*WRITTEN PROBLEM*. Can you set out every line of the items below as a numbered list, skipping blank lines? Leave the pictures out of your answer.

Spatial annotation entries

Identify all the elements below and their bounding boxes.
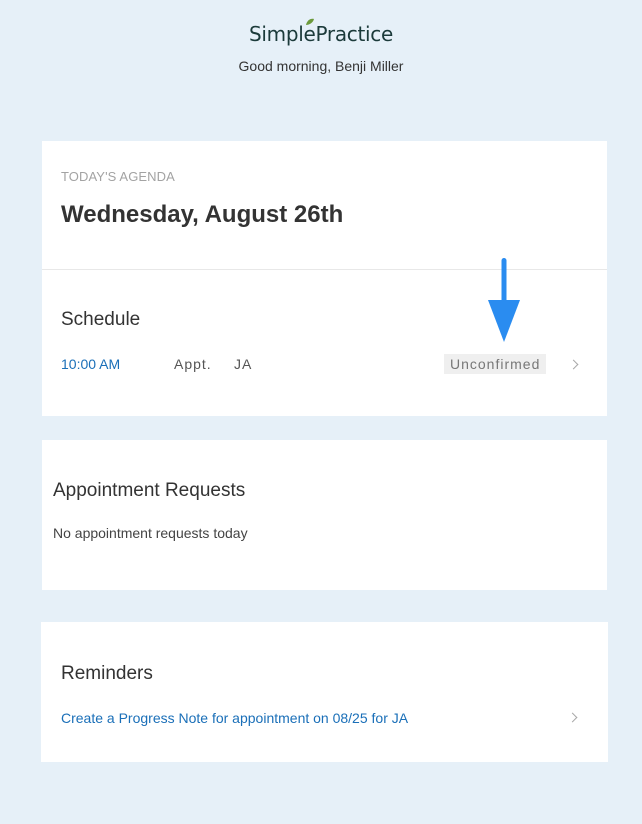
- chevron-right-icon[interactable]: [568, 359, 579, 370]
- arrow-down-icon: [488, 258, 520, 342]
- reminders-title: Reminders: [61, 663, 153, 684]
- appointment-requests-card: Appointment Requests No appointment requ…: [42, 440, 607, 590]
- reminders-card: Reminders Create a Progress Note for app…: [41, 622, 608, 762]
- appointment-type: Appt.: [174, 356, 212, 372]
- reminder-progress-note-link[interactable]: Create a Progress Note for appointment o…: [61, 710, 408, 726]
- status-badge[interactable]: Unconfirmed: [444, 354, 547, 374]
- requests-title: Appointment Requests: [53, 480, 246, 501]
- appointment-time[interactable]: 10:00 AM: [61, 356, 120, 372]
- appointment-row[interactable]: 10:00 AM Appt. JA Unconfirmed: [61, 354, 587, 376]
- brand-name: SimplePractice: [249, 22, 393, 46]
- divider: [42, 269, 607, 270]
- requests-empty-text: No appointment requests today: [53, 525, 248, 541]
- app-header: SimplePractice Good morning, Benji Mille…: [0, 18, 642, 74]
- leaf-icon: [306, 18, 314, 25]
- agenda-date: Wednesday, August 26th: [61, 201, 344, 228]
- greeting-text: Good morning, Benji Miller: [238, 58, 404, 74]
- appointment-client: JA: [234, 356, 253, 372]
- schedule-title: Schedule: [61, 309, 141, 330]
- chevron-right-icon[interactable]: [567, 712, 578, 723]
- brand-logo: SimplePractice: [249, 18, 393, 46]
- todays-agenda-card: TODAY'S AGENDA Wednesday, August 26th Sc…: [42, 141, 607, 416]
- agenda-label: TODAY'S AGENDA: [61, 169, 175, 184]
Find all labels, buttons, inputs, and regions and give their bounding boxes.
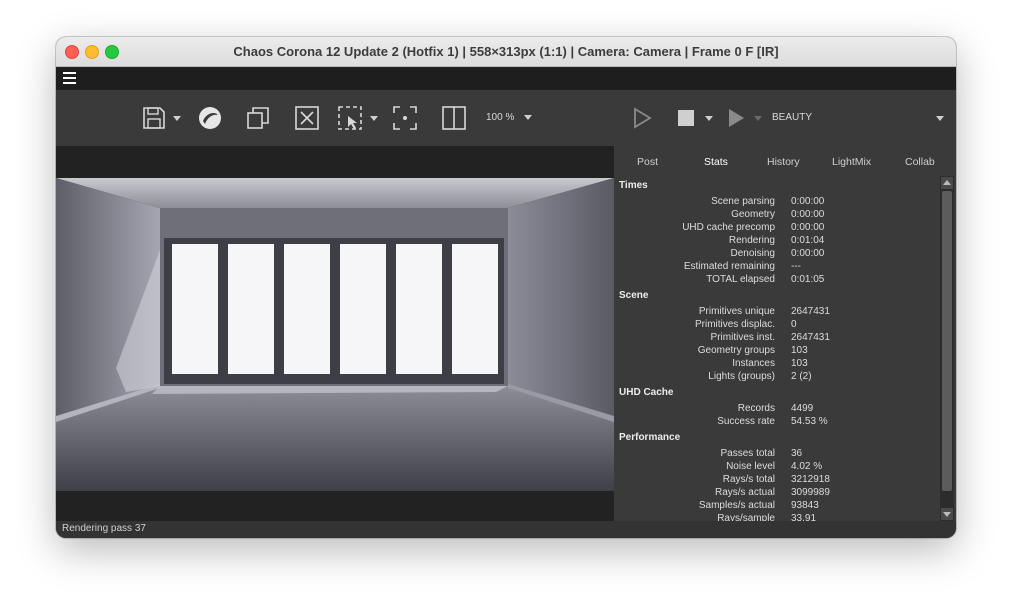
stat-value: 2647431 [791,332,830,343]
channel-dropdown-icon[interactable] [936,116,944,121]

*EXERCISE OUTPUT*.
1. Identify all the elements below and their bounding boxes.
2. - chevron-right-icon[interactable]: [568, 359, 579, 370]
3. - arrow-down-icon: [488, 258, 520, 342]
4. - reminders-title: Reminders: [61, 663, 153, 684]
5. - appointment-requests-card: Appointment Requests No appointment requ…: [42, 440, 607, 590]
6. - reminders-card: Reminders Create a Progress Note for app…: [41, 622, 608, 762]
7. - appointment-type: Appt.: [174, 356, 212, 372]
8. - reminder-progress-note-link[interactable]: Create a Progress Note for appointment o…: [61, 710, 408, 726]
9. - status-badge[interactable]: Unconfirmed: [444, 354, 547, 374]
10. - requests-title: Appointment Requests: [53, 480, 246, 501]
11. - appointment-time[interactable]: 10:00 AM: [61, 356, 120, 372]
12. - appointment-row[interactable]: 10:00 AM Appt. JA Unconfirmed: [61, 354, 587, 376]
13. - brand-name: SimplePractice: [249, 22, 393, 46]
14. - divider: [42, 269, 607, 270]
15. - requests-empty-text: No appointment requests today: [53, 525, 248, 541]
16. - app-header: SimplePractice Good morning, Benji Mille…: [0, 18, 642, 74]
17. - leaf-icon: [306, 18, 314, 25]
18. - agenda-date: Wednesday, August 26th: [61, 201, 344, 228]
19. - greeting-text: Good morning, Benji Miller: [238, 58, 404, 74]
20. - appointment-client: JA: [234, 356, 253, 372]
21. - schedule-title: Schedule: [61, 309, 141, 330]
22. - chevron-right-icon[interactable]: [567, 712, 578, 723]
23. - brand-logo: SimplePractice: [249, 18, 393, 46]
24. - todays-agenda-card: TODAY'S AGENDA Wednesday, August 26th Sc…: [42, 141, 607, 416]
25. - agenda-label: TODAY'S AGENDA: [61, 169, 175, 184]
26. Find all labels, buttons, inputs, and regions and give their bounding boxes.
27. stat-value: 2647431 [791,332,830,343]
28. channel-dropdown-icon[interactable] [936,116,944,121]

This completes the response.